[BEGIN DATASET RECORDS]
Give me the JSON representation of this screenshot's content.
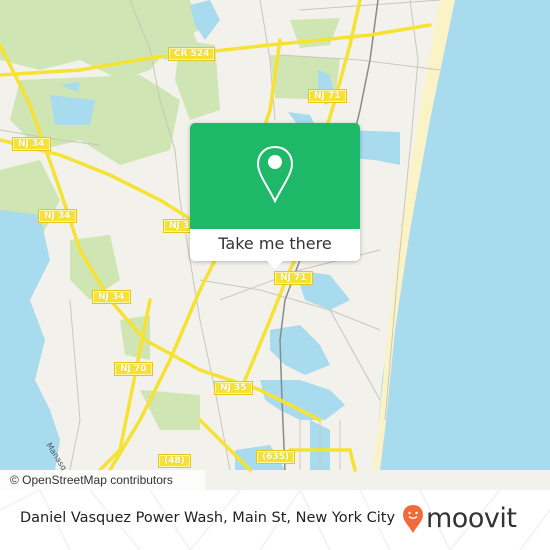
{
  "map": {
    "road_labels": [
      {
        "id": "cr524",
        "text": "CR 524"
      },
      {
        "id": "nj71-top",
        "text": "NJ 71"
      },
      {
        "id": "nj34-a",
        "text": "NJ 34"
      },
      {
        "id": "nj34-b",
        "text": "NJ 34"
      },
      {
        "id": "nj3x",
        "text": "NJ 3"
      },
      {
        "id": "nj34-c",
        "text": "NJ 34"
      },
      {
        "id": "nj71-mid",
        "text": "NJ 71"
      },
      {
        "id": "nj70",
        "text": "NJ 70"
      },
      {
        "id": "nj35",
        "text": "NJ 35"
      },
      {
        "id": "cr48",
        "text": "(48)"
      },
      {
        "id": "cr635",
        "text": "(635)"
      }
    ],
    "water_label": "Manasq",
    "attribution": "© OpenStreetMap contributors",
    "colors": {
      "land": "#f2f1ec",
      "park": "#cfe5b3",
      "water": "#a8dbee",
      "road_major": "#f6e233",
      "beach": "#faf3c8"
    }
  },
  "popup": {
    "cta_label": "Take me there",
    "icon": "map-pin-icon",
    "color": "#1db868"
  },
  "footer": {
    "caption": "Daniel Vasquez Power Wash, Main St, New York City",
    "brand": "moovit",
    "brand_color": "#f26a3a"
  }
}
[END DATASET RECORDS]
## YOUR OBJECTIVE:
Each entry shown above must be quoted exactly, with its pictures left out.

## EXERCISE RESULT:
Give me the JSON representation of this screenshot's content.
{
  "map": {
    "road_labels": [
      {
        "id": "cr524",
        "text": "CR 524"
      },
      {
        "id": "nj71-top",
        "text": "NJ 71"
      },
      {
        "id": "nj34-a",
        "text": "NJ 34"
      },
      {
        "id": "nj34-b",
        "text": "NJ 34"
      },
      {
        "id": "nj3x",
        "text": "NJ 3"
      },
      {
        "id": "nj34-c",
        "text": "NJ 34"
      },
      {
        "id": "nj71-mid",
        "text": "NJ 71"
      },
      {
        "id": "nj70",
        "text": "NJ 70"
      },
      {
        "id": "nj35",
        "text": "NJ 35"
      },
      {
        "id": "cr48",
        "text": "(48)"
      },
      {
        "id": "cr635",
        "text": "(635)"
      }
    ],
    "water_label": "Manasq",
    "attribution": "© OpenStreetMap contributors",
    "colors": {
      "land": "#f2f1ec",
      "park": "#cfe5b3",
      "water": "#a8dbee",
      "road_major": "#f6e233",
      "beach": "#faf3c8"
    }
  },
  "popup": {
    "cta_label": "Take me there",
    "icon": "map-pin-icon",
    "color": "#1db868"
  },
  "footer": {
    "caption": "Daniel Vasquez Power Wash, Main St, New York City",
    "brand": "moovit",
    "brand_color": "#f26a3a"
  }
}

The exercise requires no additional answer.